◆ **SHORT PROBLEM**:
In the listing below, count the lines containing the string "from" and state only the number.

◆ **DATA FOR PROCESSING**:

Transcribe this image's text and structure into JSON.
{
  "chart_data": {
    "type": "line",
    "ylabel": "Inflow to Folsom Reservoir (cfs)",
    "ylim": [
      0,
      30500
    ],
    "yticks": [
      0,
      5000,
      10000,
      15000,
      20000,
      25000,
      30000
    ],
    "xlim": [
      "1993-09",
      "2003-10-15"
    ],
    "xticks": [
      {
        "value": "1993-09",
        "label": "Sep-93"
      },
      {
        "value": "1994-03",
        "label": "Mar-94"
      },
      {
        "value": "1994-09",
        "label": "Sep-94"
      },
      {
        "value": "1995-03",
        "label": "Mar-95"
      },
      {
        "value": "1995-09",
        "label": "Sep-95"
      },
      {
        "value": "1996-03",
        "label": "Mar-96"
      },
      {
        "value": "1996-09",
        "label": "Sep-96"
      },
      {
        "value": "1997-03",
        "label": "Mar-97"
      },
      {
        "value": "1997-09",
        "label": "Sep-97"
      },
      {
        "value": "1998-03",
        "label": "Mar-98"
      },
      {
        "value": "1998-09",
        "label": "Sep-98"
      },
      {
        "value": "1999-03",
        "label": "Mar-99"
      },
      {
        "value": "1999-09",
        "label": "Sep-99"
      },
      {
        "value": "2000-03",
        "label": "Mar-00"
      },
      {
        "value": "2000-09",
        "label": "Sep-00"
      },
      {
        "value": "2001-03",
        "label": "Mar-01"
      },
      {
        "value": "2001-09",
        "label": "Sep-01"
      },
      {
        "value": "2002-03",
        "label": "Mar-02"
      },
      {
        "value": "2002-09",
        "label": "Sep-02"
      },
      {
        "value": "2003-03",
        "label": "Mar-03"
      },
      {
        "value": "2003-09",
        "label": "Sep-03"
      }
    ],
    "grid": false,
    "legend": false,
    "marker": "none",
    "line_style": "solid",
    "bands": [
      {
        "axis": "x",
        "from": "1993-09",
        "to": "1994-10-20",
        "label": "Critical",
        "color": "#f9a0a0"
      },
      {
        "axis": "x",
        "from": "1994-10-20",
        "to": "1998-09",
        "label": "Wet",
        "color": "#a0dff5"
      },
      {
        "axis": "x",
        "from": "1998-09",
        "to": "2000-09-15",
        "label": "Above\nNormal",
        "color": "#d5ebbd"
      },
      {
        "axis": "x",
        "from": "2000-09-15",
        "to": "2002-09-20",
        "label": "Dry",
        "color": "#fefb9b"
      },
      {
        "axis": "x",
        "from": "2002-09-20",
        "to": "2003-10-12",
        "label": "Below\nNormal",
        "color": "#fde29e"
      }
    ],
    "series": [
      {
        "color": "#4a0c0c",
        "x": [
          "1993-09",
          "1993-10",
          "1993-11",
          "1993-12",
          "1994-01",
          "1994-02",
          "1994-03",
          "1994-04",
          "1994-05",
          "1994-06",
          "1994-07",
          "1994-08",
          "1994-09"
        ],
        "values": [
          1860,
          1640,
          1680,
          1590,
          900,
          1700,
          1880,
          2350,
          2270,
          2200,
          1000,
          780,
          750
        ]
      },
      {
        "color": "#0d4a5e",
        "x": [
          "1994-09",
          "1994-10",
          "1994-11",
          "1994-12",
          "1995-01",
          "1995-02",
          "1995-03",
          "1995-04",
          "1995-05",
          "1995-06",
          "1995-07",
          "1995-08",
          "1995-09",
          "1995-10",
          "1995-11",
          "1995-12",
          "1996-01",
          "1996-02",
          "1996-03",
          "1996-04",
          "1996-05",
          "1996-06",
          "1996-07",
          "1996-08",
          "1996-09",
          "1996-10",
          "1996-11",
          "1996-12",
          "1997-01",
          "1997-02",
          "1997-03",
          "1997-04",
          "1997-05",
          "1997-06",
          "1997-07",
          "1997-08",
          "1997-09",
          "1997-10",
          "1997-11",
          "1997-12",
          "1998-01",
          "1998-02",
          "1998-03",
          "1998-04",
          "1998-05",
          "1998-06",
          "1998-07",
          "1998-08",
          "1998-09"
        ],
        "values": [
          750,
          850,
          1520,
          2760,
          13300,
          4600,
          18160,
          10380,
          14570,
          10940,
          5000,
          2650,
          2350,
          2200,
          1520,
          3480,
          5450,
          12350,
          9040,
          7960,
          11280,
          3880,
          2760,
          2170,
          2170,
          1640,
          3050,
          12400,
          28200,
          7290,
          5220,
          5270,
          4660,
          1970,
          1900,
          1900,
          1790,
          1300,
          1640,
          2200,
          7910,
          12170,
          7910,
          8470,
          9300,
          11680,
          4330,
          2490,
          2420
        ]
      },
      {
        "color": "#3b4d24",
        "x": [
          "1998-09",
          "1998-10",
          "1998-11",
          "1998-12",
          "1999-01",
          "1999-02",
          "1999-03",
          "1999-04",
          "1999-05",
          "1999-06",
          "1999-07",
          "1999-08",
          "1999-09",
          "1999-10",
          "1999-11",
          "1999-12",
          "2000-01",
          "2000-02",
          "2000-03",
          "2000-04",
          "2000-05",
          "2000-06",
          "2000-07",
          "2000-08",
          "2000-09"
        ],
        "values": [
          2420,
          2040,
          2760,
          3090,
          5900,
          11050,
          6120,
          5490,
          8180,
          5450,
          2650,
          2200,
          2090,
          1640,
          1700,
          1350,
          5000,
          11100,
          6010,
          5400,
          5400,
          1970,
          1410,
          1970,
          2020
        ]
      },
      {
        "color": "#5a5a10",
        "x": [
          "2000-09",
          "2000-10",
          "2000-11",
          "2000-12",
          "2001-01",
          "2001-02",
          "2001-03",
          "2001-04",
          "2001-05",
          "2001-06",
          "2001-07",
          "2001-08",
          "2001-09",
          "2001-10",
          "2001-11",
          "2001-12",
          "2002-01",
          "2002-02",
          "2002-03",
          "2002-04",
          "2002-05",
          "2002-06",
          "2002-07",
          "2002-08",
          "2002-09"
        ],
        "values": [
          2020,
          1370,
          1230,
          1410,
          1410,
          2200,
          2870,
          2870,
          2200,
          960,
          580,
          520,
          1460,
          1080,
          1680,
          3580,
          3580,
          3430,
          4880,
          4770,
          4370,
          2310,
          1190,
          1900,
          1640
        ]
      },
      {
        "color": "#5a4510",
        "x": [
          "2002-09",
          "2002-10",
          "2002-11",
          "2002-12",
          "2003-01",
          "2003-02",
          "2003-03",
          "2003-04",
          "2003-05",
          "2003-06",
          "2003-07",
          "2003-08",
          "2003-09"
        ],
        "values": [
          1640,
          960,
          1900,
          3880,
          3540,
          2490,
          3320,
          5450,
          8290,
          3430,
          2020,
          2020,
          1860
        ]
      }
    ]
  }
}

◆ **REPLY TO THE EXERCISE**:
5